• ZU ERLEDIGEN
1 > Beantworte die folgenden Fragen zum Auszug über die FPÖ.
(a) Was bezeichnet der Sprecher als das Kernproblem der Partei?
(b) Als Präsident welcher Einrichtung hat er gelernt, optimistisch zu sein?
(c) Mit welcher Partei versuchte Jörg Haider laut dem Auszug, sich zu ändern?
2 > Führe den Auszug über die FPÖ im Anschluss an seinen letzten Satz weiter.

• BEREITGESTELLTER AUSZUG
Würde das auch für eine Regierung mit Norbert Hofer gelten?
Ob Strache der Parteivorsitzende war oder Hofer das nun ist oder sonst jemand, das ändert überhaupt nichts. Es ist die Partei der Burschenschaften. Die sind das Kernproblem. Ich hoffe, dass der Spuk der FPÖ als Regierungspartner für die nächsten zehn bis 20 Jahre Vergangenheit ist. Als Präsident der Kultusgemeinde habe ich gelernt: Das wichtigste, was ich tun muss, ist, optimistisch zu sein. Sonst würde man verzweifeln. Unsere Haltung hat nie etwas mit der Person von Heinz-Christian Strache zu tun gehabt. Er kommt in unserem Beschluss auch nicht vor. Wir alle kennen die FPÖ. Wir brauchen auch keinen Historikerbericht. Das ist ein strukturelles Problem. Auch in anderen Parteien gab es antisemitische Vorfälle, aber dann wurde die Konsequenz gezogen. Das war nicht Mainstream der Partei. Hier sind es permanente Einzelfälle. Kann sich die FPÖ ändern? Jede Partei, jeder Mensch kann sich ändern. Es gab auch die Versuche von Jörg Haider, sich mit dem BZÖ zu ändern. Aber mit den Leuten, die die FPÖ derzeit führen und mit den Leuten, die zurzeit im Nationalrat sitzen, kann ich mir das beim besten Willen nicht vorstellen.

• ROHE ZEILEN

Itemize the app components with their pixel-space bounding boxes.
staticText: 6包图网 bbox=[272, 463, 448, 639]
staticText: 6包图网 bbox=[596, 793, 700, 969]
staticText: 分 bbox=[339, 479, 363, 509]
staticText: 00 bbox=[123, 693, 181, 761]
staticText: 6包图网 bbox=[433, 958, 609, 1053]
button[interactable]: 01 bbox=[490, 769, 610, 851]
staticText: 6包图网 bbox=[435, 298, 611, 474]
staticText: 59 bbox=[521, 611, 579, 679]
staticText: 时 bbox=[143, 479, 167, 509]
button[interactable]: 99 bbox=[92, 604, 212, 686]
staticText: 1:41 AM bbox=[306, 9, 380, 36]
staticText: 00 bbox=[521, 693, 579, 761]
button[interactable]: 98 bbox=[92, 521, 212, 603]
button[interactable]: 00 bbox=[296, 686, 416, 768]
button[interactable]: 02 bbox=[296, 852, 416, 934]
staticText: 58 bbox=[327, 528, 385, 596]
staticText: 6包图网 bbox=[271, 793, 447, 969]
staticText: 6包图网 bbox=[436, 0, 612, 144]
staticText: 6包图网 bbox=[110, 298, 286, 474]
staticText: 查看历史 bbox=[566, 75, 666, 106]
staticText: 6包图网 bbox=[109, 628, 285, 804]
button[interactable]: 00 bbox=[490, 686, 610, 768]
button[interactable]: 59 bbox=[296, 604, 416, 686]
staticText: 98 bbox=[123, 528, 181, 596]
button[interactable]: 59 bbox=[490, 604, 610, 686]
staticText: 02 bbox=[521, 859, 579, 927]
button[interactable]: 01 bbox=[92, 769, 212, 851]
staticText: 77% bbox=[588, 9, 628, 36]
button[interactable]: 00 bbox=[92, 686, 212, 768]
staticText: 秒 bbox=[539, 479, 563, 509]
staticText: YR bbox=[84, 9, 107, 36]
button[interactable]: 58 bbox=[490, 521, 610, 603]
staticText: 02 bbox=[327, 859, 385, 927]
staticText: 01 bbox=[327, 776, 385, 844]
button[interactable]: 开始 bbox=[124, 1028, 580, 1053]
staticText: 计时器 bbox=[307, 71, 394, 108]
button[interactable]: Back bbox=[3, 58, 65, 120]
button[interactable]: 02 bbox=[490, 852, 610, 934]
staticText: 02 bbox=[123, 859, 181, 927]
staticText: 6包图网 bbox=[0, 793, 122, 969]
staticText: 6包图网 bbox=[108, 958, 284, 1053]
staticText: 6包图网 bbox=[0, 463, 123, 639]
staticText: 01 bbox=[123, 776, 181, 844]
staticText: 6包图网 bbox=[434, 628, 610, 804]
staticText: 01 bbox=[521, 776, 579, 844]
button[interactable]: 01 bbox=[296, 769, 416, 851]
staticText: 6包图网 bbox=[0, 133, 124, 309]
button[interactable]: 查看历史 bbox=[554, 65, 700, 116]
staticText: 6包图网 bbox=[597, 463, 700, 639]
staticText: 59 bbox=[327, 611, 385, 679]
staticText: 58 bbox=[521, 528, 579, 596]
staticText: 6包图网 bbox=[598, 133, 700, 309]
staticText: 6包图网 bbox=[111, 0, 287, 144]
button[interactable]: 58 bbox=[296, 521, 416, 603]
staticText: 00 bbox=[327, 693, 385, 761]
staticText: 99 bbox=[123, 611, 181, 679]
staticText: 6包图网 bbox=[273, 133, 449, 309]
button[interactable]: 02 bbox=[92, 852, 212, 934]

• GELÖSTE AUFGABEN
1 >
(a) Die Burschenschaften
(b) Der Kultusgemeinde
(c) Mit dem BZÖ

2 >
Noch vor einigen Jahrzehnten war Österreich noch hauptsächlich katholisch, heute gibt es sehr viele nichtkonfessionelle Menschen, es gibt mehr Christlich-Orthodoxe, mehr Muslime. Die Verhältnisse haben sich verändert. Was bräuchte es, dass das Zusammenleben gut funktioniert?
Ich glaube, dass der Staat nicht so schlecht funktioniert. Österreich ist ein wunderbarer Staat, der wie andere Staaten auch seine Probleme hat. Das ist überall dort völlig normal, wo Menschen verschiedener Konfessionen zusammenkommen.
Für Diskussionen sorgt zum Beispiel die Frage, ob es gemeinsame Rituale für alle braucht, etwa das Händeschütteln. Das betrifft auch orthodoxe Juden.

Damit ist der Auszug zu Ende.